— start —

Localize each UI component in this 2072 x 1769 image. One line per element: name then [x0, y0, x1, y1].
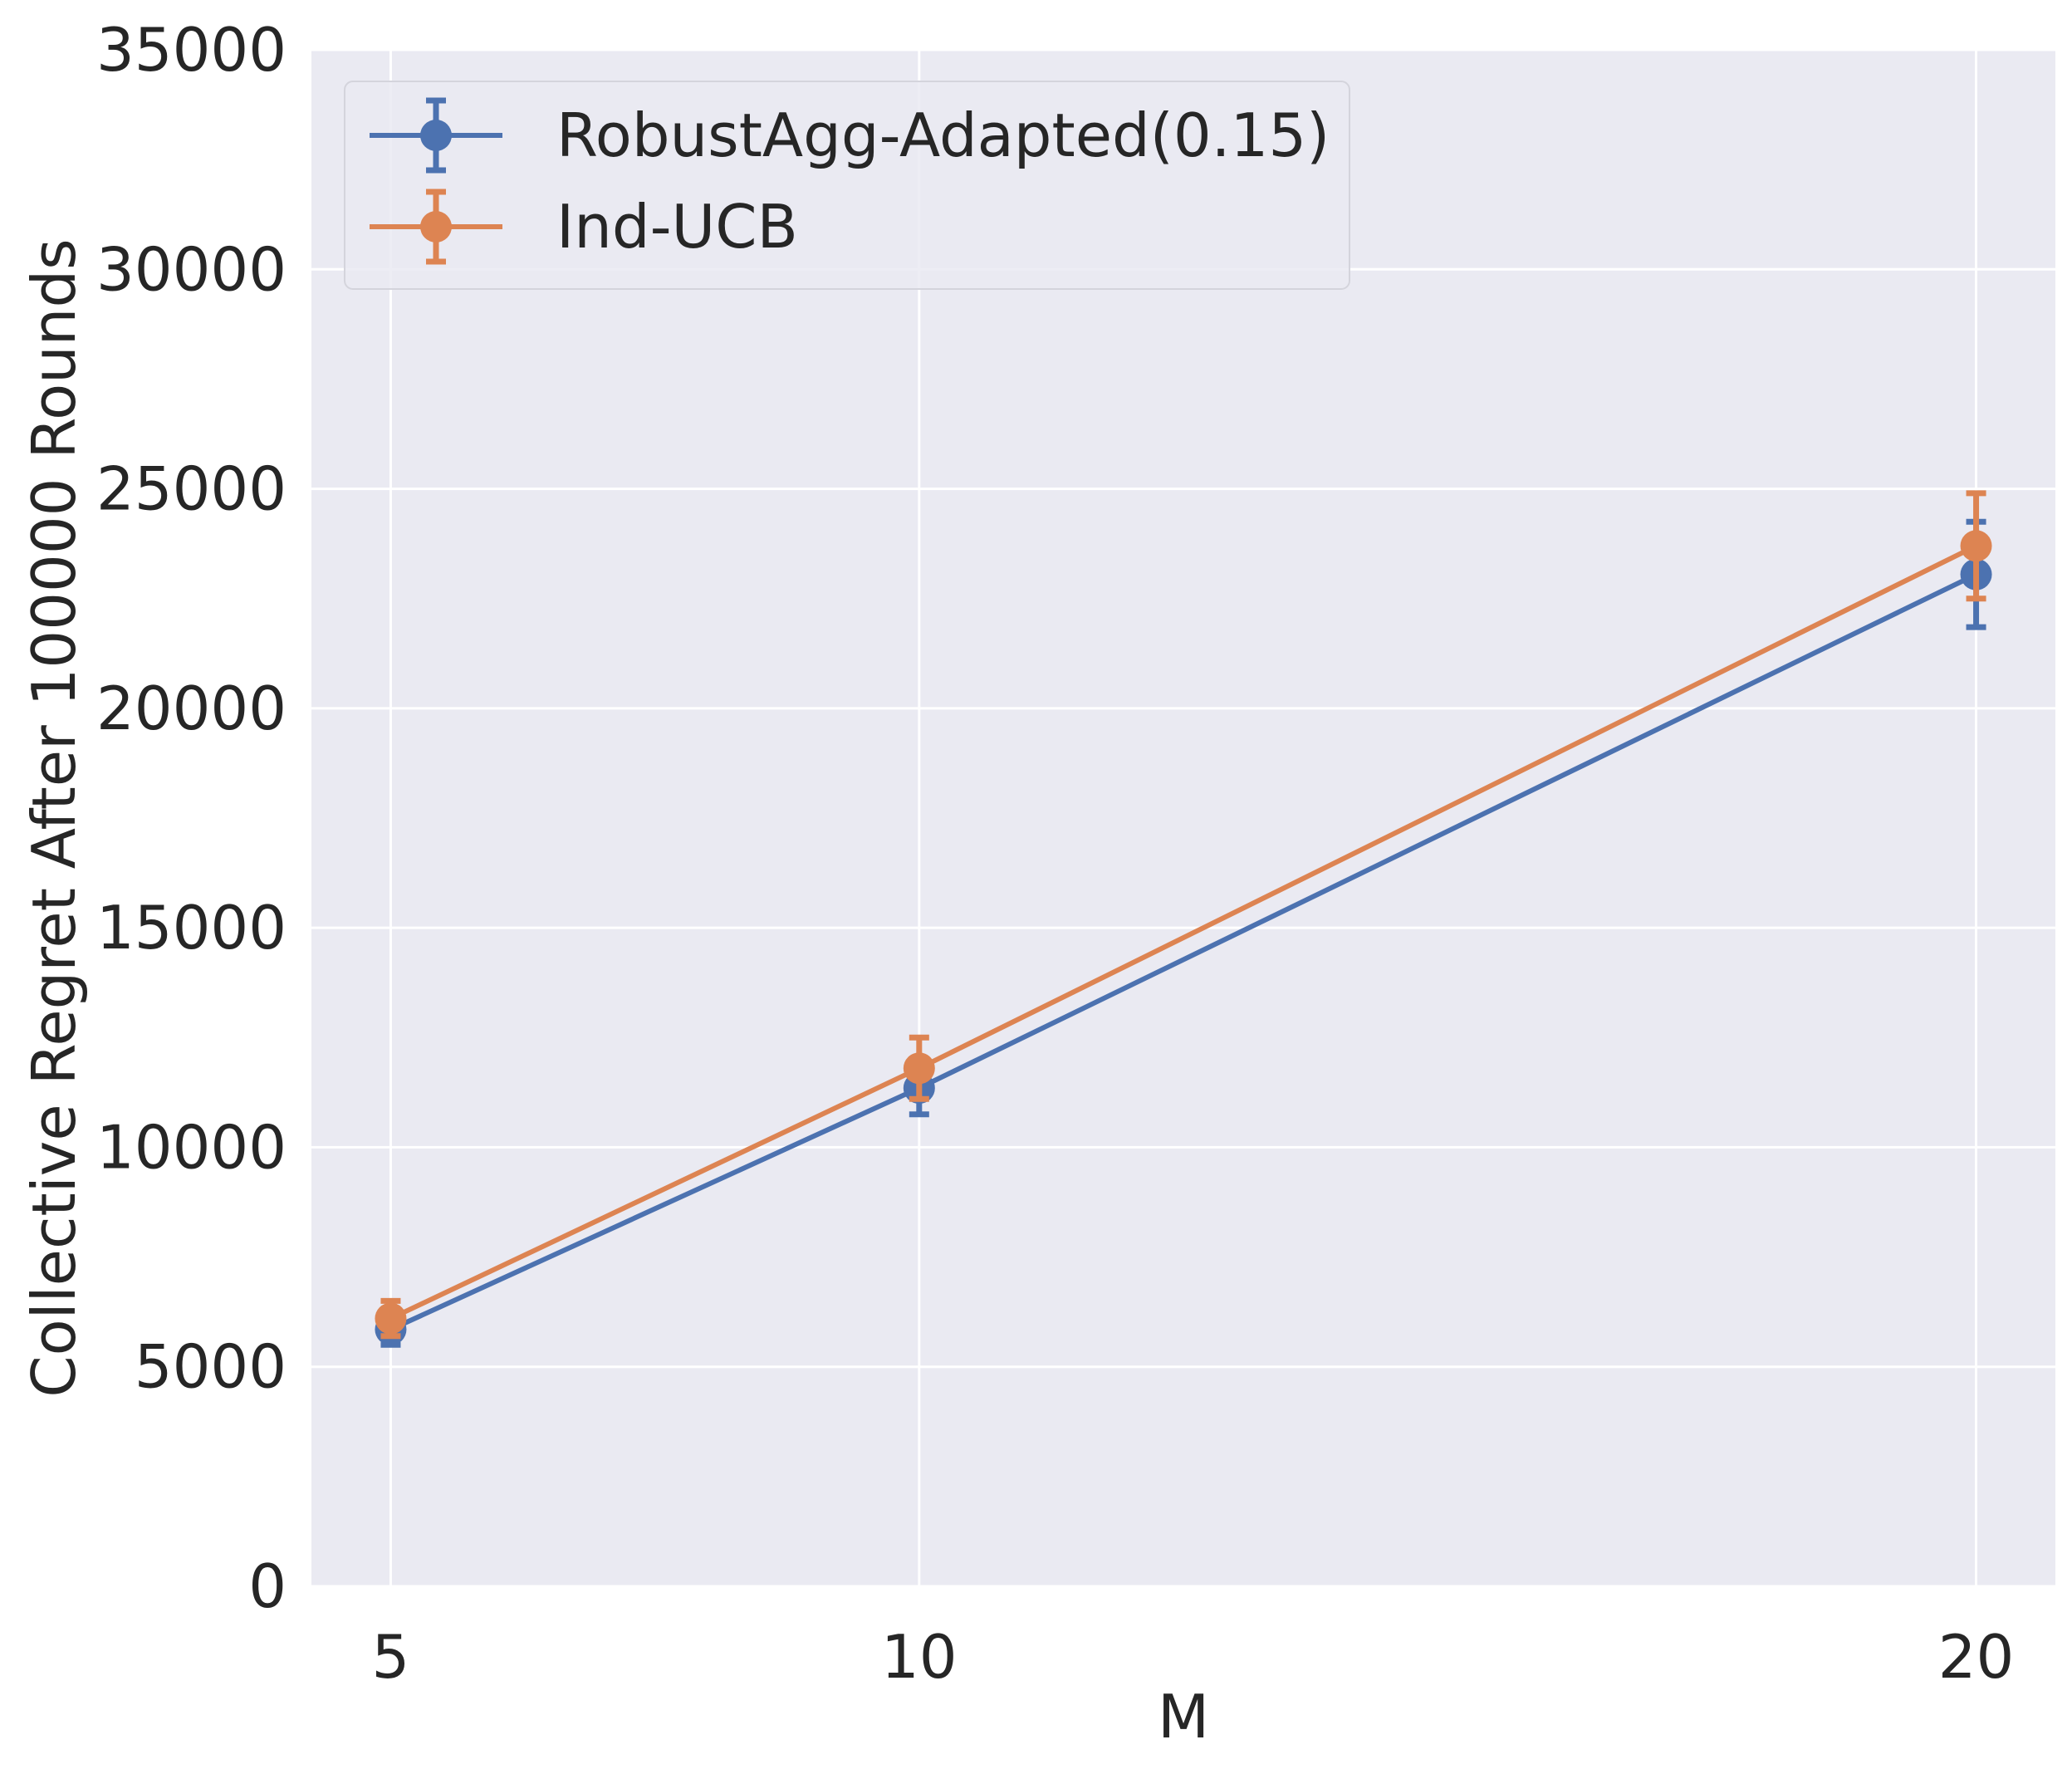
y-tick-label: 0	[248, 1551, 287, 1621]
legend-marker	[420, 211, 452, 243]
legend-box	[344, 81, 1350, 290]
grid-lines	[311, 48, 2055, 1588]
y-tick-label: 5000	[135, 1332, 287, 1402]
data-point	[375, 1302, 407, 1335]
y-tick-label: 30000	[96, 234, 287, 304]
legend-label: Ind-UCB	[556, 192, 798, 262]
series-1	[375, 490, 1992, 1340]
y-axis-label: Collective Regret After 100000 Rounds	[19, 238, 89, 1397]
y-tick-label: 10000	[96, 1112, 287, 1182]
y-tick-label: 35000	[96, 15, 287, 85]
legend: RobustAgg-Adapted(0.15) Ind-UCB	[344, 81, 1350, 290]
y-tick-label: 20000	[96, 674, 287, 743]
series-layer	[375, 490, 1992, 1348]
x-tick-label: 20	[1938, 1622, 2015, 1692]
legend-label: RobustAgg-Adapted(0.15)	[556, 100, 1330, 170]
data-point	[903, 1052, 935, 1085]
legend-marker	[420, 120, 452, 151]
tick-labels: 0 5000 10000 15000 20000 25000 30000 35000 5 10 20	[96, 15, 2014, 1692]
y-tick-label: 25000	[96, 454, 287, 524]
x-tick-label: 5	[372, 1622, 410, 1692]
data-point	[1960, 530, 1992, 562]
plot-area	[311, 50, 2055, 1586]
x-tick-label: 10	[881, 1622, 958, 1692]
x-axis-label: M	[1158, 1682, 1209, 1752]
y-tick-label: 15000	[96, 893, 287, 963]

— end —
— start —

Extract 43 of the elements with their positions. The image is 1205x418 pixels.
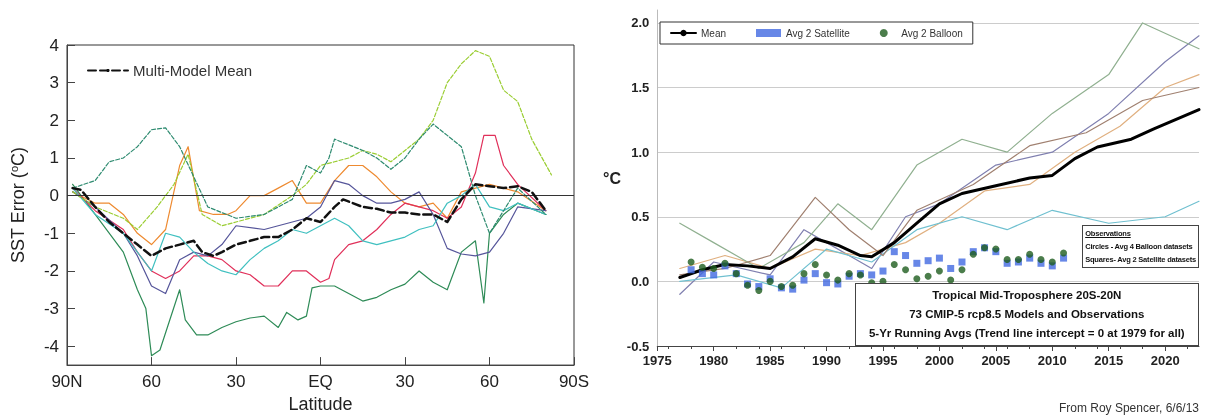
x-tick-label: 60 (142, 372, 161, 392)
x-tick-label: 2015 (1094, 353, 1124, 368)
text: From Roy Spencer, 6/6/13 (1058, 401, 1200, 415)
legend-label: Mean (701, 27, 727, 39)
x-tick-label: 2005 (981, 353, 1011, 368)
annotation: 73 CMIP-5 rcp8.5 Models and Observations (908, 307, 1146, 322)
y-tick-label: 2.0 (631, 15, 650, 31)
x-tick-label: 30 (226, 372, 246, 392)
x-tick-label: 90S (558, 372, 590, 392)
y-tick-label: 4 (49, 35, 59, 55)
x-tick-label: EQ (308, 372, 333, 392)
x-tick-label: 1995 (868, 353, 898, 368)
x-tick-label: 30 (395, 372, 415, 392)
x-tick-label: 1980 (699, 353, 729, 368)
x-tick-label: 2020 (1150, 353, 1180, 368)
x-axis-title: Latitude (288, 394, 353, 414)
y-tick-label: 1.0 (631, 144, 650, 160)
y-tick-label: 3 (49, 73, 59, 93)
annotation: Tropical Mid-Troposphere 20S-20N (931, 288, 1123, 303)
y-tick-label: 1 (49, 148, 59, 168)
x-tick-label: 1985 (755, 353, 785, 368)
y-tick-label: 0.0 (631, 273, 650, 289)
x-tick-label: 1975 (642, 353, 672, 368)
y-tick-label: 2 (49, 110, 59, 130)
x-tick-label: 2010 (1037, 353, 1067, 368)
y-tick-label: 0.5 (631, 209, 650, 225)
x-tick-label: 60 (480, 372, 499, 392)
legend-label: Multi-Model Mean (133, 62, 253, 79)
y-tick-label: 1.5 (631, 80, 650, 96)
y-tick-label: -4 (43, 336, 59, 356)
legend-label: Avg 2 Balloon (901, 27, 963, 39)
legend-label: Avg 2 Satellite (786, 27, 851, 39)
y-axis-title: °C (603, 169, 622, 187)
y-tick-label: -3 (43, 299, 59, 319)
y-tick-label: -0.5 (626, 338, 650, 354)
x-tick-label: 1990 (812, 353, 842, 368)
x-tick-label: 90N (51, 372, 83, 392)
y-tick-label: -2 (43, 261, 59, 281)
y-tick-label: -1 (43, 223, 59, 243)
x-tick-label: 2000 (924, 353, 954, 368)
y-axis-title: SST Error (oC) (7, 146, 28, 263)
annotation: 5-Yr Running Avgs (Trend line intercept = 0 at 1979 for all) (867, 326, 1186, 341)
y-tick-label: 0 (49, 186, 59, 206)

— end —
— start —

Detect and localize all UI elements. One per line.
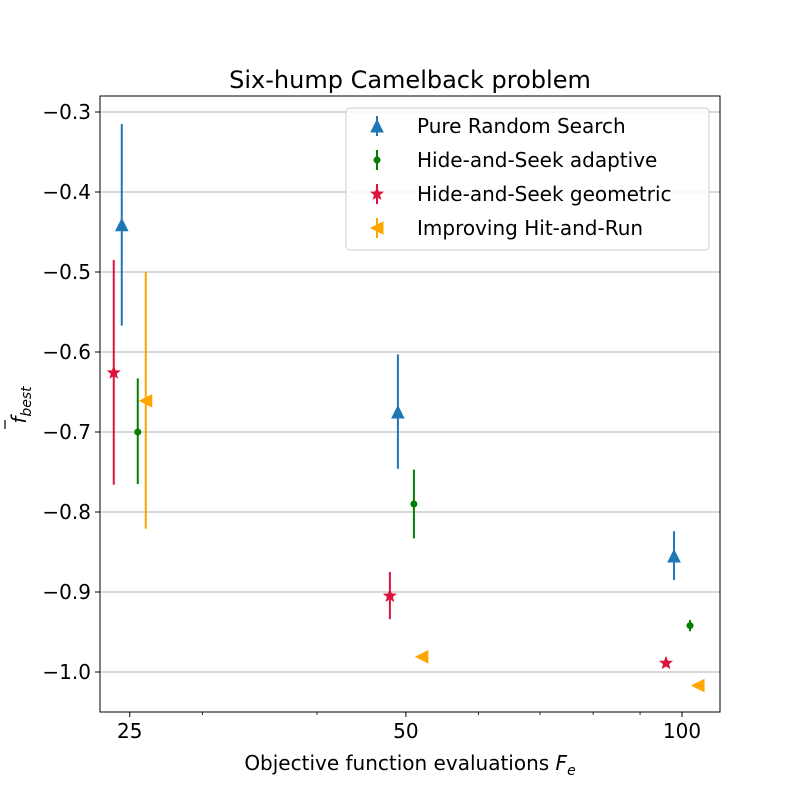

— end —

What you need to do -
Output the rows from the line with "Localize each UI" up to and including the line with "y-axis-label: Collective Regret", copying each one character for character and leaving out the pictures.

Response to the exercise -
Localize each UI component in this 2072 x 1769 image. One line per element: name then [x0, y0, x1, y1].
y-tick-label: 0	[248, 1551, 287, 1621]
legend-marker	[420, 211, 452, 243]
legend-box	[344, 81, 1350, 290]
grid-lines	[311, 48, 2055, 1588]
y-tick-label: 5000	[135, 1332, 287, 1402]
data-point	[375, 1302, 407, 1335]
y-tick-label: 30000	[96, 234, 287, 304]
legend-label: Ind-UCB	[556, 192, 798, 262]
series-1	[375, 490, 1992, 1340]
y-axis-label: Collective Regret After 100000 Rounds	[19, 238, 89, 1397]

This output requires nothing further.